EXERCISE: Pull every line of the listing below out verbatim, omitting the pictures.

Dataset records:
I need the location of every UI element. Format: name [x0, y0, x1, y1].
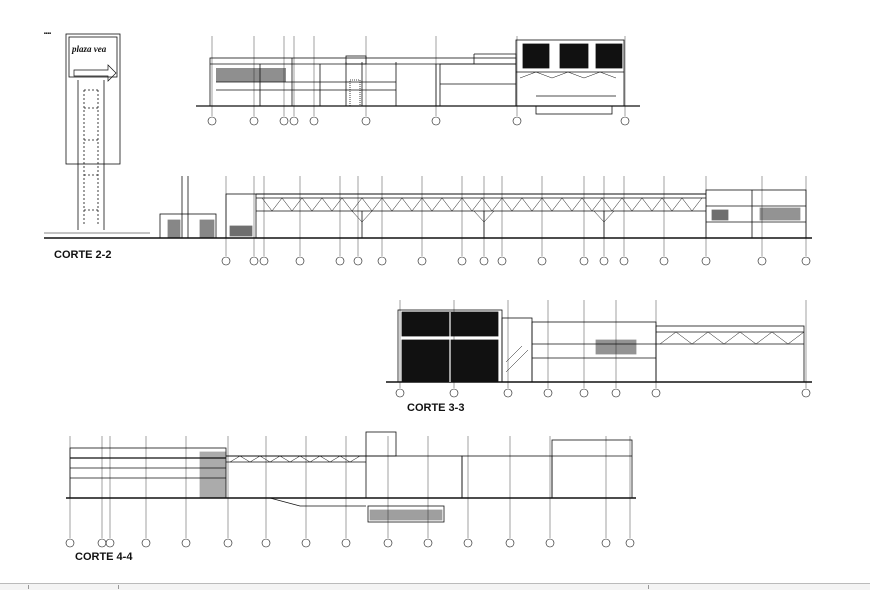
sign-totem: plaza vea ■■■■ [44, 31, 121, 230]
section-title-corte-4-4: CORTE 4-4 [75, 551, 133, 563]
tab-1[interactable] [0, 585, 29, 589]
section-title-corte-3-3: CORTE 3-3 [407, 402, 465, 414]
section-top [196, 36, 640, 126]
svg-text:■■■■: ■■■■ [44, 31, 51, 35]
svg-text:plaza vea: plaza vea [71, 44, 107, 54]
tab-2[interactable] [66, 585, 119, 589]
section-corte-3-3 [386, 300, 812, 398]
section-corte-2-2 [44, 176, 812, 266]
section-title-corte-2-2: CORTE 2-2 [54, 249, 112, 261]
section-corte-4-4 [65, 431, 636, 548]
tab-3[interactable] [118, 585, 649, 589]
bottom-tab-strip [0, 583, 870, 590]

EXERCISE RESPONSE:
I need the location of every UI element. Format: name [x0, y0, x1, y1].
sign-totem: plaza vea ■■■■ [44, 31, 121, 230]
section-title-corte-4-4: CORTE 4-4 [75, 551, 133, 563]
tab-1[interactable] [0, 585, 29, 589]
section-title-corte-3-3: CORTE 3-3 [407, 402, 465, 414]
section-top [196, 36, 640, 126]
svg-text:■■■■: ■■■■ [44, 31, 51, 35]
svg-text:plaza vea: plaza vea [71, 44, 107, 54]
tab-2[interactable] [66, 585, 119, 589]
section-corte-3-3 [386, 300, 812, 398]
section-corte-2-2 [44, 176, 812, 266]
section-title-corte-2-2: CORTE 2-2 [54, 249, 112, 261]
section-corte-4-4 [65, 431, 636, 548]
tab-3[interactable] [118, 585, 649, 589]
bottom-tab-strip [0, 583, 870, 590]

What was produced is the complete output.